* Work required
The records below are made of lines; count those holding the word "background" and give the number only.

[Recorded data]

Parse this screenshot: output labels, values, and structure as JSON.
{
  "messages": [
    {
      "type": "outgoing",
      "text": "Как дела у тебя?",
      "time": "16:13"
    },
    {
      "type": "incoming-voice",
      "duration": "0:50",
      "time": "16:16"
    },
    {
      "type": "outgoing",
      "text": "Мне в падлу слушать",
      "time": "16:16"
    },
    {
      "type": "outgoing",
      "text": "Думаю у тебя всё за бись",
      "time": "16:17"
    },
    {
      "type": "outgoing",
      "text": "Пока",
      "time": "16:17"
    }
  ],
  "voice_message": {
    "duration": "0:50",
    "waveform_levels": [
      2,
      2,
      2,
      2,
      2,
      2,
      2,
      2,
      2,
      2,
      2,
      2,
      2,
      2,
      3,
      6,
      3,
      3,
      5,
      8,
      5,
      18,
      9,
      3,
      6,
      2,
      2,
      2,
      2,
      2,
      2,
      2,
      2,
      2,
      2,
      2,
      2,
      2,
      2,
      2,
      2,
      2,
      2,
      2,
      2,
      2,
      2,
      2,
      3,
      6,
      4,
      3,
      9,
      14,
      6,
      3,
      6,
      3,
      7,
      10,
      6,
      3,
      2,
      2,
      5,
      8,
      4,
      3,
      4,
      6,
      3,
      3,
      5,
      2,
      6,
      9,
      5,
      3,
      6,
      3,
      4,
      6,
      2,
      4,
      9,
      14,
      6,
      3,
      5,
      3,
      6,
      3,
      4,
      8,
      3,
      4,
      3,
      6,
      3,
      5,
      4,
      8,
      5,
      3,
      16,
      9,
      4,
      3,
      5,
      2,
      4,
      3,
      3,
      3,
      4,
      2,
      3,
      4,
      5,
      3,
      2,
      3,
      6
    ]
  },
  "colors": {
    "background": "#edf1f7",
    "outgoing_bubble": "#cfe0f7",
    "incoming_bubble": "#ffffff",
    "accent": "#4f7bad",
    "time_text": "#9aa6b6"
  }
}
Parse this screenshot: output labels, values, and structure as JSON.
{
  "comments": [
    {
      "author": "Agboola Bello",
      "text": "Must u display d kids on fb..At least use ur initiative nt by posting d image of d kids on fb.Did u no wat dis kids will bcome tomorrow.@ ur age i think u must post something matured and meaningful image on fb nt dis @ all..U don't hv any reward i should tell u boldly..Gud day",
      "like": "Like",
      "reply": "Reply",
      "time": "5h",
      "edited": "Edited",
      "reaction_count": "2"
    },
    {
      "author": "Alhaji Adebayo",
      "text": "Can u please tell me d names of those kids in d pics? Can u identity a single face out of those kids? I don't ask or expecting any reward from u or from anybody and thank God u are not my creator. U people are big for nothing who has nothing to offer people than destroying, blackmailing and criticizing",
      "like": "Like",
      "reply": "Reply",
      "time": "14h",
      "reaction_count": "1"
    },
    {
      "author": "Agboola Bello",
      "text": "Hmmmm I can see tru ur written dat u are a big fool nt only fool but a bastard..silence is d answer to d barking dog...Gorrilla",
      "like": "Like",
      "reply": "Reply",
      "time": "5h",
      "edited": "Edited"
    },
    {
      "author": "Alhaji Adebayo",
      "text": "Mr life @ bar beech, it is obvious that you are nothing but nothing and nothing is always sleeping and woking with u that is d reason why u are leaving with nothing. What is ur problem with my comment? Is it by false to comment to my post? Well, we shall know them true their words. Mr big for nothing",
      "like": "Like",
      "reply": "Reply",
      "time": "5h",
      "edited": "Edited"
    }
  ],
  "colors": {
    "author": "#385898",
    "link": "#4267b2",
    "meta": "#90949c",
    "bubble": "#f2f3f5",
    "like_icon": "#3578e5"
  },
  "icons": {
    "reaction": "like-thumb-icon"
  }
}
...
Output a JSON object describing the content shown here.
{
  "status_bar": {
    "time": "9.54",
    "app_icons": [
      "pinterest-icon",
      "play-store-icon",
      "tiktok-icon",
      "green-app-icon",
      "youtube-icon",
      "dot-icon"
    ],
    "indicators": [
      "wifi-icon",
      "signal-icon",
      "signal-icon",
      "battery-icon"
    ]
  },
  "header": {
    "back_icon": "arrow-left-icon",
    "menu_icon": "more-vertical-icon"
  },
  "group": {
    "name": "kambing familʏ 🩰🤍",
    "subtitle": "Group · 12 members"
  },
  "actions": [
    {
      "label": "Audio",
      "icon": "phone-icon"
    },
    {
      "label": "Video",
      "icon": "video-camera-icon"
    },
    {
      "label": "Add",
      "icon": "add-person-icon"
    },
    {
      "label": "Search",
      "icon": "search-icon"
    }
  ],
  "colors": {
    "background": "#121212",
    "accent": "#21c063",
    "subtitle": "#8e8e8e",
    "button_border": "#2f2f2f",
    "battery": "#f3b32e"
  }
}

* Written reply
2